● **TASK DETAILS**
Identify every line in the records below that contains the word "属于物理性质", and copy each of those lines.

● **PROVIDED RECORDS**
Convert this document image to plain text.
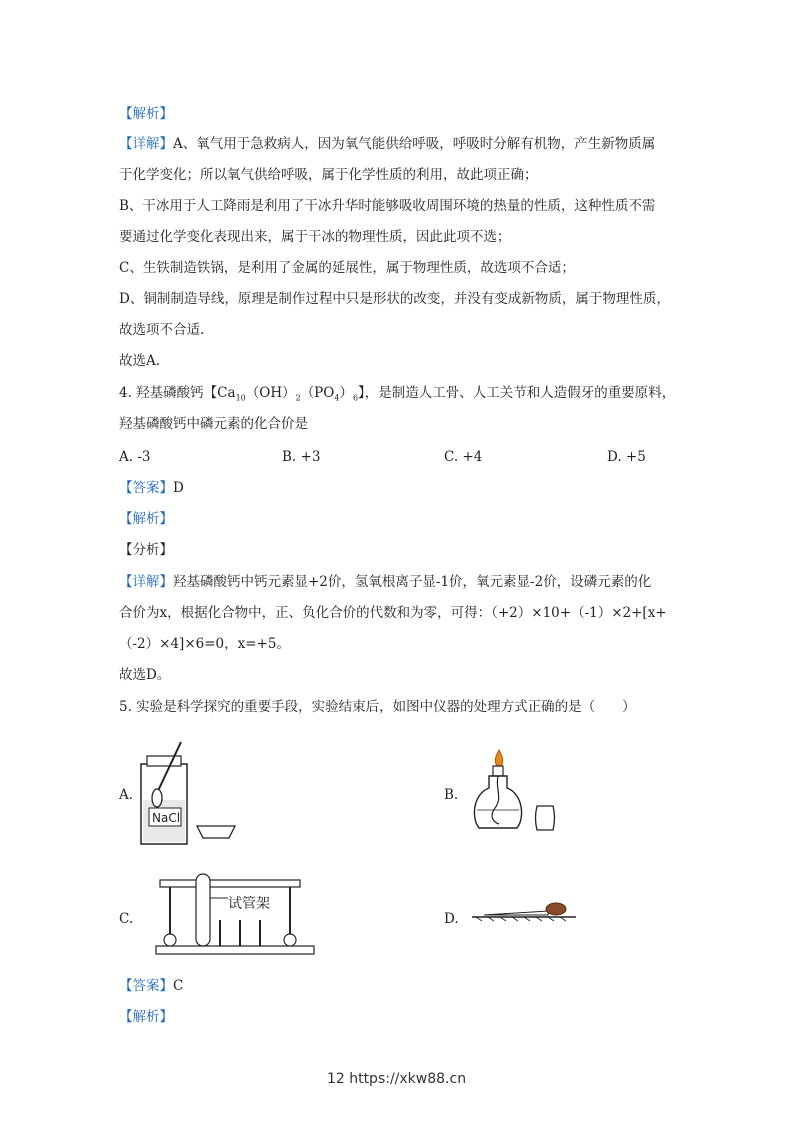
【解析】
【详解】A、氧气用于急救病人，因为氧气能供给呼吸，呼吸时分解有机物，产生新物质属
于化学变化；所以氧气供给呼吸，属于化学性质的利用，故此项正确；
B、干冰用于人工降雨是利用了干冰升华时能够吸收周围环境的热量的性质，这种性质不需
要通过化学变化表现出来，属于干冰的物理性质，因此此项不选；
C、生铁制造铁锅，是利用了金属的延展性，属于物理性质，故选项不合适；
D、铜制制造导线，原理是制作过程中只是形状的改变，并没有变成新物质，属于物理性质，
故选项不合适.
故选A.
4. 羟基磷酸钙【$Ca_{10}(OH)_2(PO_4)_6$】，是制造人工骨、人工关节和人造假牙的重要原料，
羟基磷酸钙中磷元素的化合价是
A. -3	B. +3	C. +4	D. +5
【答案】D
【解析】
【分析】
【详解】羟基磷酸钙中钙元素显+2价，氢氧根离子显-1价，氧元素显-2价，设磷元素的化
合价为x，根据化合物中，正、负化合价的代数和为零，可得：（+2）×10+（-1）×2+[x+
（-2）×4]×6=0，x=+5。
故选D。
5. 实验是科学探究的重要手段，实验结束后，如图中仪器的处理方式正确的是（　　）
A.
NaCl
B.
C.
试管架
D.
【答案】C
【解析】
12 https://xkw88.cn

● **WORKED ANSWER**
C、生铁制造铁锅，是利用了金属的延展性，属于物理性质，故选项不合适；
D、铜制制造导线，原理是制作过程中只是形状的改变，并没有变成新物质，属于物理性质，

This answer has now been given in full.